#### Problem details
Report back each line of the records that contains the string "source".

==========

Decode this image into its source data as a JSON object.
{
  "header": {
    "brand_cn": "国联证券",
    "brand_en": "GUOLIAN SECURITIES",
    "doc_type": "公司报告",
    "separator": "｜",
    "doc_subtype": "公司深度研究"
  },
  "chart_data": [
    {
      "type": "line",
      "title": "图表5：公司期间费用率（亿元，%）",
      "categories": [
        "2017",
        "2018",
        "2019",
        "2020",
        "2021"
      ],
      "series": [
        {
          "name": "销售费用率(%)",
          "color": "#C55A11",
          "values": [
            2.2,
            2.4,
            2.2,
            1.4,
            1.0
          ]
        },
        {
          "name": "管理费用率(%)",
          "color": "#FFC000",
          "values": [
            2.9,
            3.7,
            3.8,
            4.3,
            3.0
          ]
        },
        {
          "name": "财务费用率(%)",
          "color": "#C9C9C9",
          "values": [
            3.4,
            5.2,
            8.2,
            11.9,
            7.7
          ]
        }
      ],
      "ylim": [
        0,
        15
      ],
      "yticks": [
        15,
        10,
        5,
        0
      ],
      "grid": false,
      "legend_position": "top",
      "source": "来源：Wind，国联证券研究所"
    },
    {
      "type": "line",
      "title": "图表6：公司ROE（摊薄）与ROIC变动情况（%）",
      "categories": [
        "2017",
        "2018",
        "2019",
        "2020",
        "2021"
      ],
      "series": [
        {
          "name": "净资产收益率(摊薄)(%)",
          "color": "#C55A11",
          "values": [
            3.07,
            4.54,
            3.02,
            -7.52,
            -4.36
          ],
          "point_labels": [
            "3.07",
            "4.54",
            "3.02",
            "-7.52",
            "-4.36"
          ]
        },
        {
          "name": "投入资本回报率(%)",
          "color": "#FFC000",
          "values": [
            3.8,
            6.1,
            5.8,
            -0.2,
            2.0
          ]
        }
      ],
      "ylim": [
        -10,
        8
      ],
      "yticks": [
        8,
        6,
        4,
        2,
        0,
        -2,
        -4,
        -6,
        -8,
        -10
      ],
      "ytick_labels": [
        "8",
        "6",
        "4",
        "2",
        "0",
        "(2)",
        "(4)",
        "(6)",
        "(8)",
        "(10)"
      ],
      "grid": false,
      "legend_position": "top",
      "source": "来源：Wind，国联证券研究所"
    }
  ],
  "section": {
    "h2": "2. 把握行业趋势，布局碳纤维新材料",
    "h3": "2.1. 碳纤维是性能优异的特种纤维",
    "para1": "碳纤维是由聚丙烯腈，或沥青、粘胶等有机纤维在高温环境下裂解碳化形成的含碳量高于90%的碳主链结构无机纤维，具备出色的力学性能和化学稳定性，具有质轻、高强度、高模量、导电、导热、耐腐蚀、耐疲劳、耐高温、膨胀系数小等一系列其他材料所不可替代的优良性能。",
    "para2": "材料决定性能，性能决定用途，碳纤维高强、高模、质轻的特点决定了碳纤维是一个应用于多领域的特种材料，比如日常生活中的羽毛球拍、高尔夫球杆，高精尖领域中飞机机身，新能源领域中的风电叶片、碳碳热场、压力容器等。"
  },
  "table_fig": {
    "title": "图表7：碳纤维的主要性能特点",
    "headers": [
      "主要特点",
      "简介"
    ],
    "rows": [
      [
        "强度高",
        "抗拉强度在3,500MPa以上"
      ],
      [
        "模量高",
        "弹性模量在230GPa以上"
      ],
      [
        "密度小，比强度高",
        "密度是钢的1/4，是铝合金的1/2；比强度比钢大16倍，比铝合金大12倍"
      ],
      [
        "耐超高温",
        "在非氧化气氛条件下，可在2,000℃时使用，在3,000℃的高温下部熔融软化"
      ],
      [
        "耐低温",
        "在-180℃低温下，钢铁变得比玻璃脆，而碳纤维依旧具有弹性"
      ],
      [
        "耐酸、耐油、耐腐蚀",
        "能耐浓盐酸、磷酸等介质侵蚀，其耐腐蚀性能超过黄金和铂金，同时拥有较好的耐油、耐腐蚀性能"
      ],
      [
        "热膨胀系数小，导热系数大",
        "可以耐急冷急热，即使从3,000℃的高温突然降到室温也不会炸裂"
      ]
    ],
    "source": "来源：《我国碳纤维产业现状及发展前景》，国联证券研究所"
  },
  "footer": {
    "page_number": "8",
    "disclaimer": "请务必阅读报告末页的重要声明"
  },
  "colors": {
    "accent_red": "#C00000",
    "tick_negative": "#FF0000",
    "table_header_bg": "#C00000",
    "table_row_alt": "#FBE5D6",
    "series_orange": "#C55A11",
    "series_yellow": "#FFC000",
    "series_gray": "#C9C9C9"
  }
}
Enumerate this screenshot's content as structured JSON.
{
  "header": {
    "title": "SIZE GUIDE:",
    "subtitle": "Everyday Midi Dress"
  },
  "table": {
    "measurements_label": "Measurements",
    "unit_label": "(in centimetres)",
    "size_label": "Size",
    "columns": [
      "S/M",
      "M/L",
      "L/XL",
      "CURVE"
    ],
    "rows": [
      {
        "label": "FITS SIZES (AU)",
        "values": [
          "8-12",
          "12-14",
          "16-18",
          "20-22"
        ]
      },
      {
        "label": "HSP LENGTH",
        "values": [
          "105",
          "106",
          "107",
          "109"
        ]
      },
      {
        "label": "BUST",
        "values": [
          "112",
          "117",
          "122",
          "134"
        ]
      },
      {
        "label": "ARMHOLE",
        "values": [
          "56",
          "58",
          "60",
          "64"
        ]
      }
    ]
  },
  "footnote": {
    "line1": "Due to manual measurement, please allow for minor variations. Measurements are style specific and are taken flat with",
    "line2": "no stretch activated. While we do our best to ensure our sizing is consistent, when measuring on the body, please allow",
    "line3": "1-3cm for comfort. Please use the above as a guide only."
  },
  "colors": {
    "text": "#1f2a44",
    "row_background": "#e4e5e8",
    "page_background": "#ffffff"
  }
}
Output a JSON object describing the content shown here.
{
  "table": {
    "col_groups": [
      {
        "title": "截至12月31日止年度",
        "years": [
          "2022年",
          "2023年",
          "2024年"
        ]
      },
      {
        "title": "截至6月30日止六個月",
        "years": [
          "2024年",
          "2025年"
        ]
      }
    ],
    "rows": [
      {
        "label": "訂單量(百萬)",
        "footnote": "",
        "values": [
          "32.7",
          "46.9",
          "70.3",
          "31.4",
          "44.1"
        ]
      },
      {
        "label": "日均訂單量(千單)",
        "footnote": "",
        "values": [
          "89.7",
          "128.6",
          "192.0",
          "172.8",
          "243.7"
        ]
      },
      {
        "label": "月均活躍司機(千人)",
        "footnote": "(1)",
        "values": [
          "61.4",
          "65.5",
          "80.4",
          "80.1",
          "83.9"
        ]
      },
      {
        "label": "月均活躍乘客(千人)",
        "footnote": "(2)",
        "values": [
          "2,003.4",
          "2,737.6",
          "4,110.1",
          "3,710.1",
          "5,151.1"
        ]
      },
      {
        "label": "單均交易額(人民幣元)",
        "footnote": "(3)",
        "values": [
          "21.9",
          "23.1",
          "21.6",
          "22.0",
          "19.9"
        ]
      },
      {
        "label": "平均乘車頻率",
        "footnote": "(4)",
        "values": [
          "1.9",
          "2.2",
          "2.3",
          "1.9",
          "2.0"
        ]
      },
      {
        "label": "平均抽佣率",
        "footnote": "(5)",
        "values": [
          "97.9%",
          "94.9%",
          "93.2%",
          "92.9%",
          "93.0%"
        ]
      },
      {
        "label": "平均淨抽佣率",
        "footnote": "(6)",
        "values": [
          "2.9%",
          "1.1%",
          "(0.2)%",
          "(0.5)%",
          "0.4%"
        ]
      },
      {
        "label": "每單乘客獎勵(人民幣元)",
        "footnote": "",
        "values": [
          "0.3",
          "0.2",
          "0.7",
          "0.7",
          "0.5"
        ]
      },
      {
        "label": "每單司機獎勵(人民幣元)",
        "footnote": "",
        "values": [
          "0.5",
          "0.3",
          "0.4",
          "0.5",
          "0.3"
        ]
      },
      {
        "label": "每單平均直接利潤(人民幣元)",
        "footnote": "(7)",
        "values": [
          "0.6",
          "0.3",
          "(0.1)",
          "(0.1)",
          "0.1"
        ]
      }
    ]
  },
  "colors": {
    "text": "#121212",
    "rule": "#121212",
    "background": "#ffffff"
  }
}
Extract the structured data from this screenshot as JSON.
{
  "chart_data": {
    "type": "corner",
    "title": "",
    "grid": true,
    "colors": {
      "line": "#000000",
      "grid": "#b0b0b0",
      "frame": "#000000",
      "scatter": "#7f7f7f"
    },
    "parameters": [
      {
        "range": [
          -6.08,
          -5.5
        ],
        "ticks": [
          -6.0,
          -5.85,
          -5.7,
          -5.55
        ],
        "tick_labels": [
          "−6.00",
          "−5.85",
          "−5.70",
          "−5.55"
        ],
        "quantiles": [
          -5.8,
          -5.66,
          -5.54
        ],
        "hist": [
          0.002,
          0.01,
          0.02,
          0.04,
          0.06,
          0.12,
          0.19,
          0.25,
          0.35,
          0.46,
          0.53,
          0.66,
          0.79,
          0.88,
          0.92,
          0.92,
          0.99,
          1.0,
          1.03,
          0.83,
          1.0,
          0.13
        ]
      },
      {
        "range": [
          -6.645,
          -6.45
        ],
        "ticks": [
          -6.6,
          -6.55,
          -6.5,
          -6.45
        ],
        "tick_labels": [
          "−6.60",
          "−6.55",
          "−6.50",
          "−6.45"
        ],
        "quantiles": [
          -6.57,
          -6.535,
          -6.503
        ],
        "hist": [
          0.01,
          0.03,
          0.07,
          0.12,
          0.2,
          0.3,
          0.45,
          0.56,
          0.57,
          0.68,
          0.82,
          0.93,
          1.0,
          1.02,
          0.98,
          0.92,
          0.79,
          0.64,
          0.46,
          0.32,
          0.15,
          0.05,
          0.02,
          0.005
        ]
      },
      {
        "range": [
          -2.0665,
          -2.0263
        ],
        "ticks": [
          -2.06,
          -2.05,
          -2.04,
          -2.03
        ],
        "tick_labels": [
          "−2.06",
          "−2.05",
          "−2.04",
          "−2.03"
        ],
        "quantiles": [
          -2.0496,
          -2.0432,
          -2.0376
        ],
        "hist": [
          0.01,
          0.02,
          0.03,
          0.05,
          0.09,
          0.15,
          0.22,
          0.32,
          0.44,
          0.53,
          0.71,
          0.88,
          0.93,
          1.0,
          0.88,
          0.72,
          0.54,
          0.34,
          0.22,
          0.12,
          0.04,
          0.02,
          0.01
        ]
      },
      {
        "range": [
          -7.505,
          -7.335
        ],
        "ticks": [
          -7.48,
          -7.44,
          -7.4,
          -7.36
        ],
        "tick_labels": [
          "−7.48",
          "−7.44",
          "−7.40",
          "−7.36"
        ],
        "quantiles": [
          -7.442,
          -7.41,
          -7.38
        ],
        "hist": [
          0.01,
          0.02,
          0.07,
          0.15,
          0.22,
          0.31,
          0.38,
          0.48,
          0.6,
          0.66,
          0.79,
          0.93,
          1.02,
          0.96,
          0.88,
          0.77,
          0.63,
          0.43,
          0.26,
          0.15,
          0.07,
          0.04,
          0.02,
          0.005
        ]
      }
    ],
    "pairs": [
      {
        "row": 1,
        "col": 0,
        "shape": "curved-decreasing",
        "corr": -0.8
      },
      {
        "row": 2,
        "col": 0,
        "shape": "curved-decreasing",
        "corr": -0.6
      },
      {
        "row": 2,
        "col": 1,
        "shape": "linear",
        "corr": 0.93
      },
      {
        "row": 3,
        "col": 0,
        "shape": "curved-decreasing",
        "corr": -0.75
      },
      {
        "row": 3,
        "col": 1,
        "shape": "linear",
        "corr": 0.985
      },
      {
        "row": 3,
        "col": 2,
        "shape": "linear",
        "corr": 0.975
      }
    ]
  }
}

==========

#### Written solution
Decode this image into its source data as a JSON object.
      "source": "来源：Wind，国联证券研究所"
      "source": "来源：Wind，国联证券研究所"
    "source": "来源：《我国碳纤维产业现状及发展前景》，国联证券研究所"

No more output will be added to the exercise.